• To-do list:
1. Please summarize the article below about the planned sugar cane ethanol plant in two sentences.
2. Carry on the article about the sugar cane ethanol plant from the point where it stops.

• Text excerpt:
┄┄┄┄┄┄┄┄┄┄┄┄┄┄┄┄┄┄┄┄

LA Business Journal

Local company to build first ethanol plant using sugar cane as feedstock.

California Ethanol and Power has electrifying plans for the crop.

By HOWARD FINE Staff Reporter

AManhattan Beach company is attempting to build the first-ever ethanol plant in the U.S. that uses sugar cane as feedstock. California Ethanol and Power is planning to build the $650 million plant on a 160-acre parcel in the Imperial Valley. It’s part of a larger $1.1 billion project that also includes crafting agreements cumulatively worth more than $100 million with local Imperial Valley farmers to grow the sugar cane for the ethanol plant and an agreement with a major farming cooperative to market the ethanol once it’s produced.

Assuming the company obtains the financing it’s seeking for the project, it hopes to have the plant up and running by late 2025, producing about 68 million gallons of ethanol annually and, as byproducts, generating about 49 megawatts of electricity and roughly 740 million gallons of biomethane that can be transported through pipelines to ultimately heat businesses and homes.

┄┄┄┄┄┄┄┄┄┄┄┄┄┄┄┄┄┄┄┄

• Stored data:
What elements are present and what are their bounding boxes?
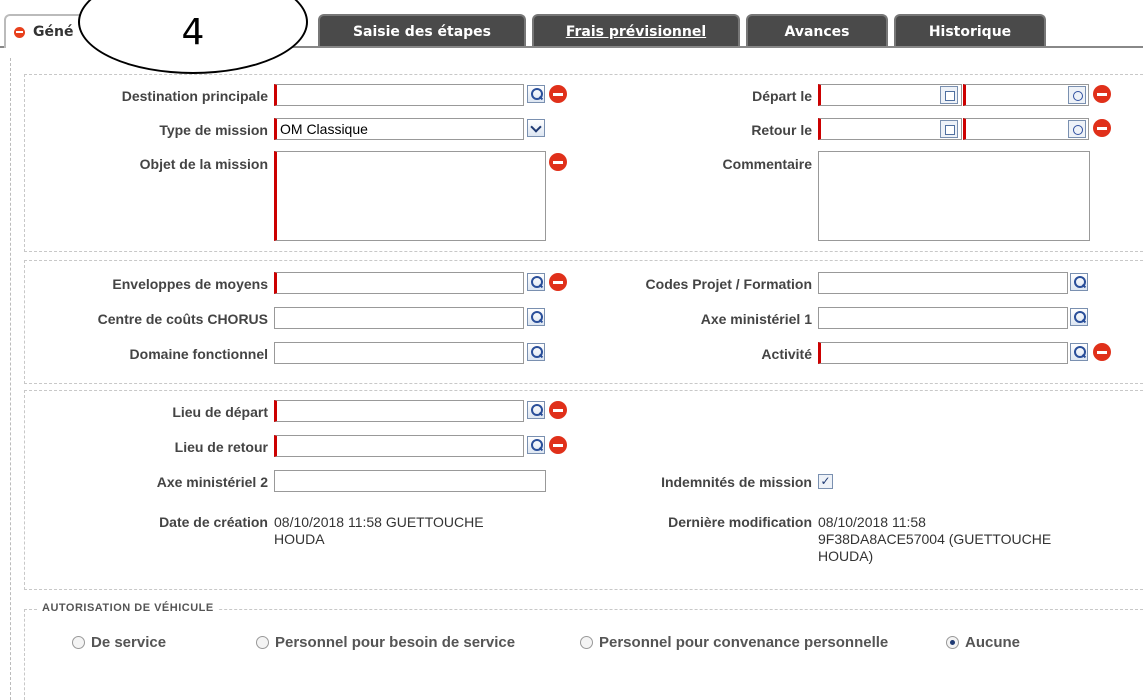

┄┄┄┄┄┄┄┄┄┄┄┄┄┄┄┄┄┄┄┄

• Results by task:
1. California Ethanol and Power, a Manhattan Beach company, is trying to build the first ethanol plant in the U.S. to use sugar cane as feedstock: a $650 million plant on a 160-acre parcel in the Imperial Valley, within a $1.1 billion project that also includes sugar cane growing agreements with local farmers and a marketing deal with a major farming cooperative. If it secures financing, the company hopes to have the plant running by late 2025, producing about 68 million gallons of ethanol a year along with about 49 megawatts of electricity and roughly 740 million gallons of biomethane as byproducts.

2.
In addition, the plant would produce about 200,000 tons of carbon dioxide gas that the company intends to capture and then sell to companies needing CO2 emission offsets.

“We will be producing the lowest-carbon ethanol at commercial scale in the U.S.,” said David Rubenstein, California Ethanol and Power’s chief executive. “We will be supplying into the California market the ethanol that helps fuel companies meet the state’s low-carbon fuel standard.”

Rubenstein added that the project will help financially strapped Imperial Valley farmers and the overall Imperial Valley economy. In May, Imperial County’s unemployment rate was the highest in the state, at 11.4%. The poverty rate in 2019, the last year for which federal data was available, was roughly 24%.

“This project will give struggling farmers a viable crop option and bring economic development to one of the most economically challenged counties in the country,” Rubenstein said.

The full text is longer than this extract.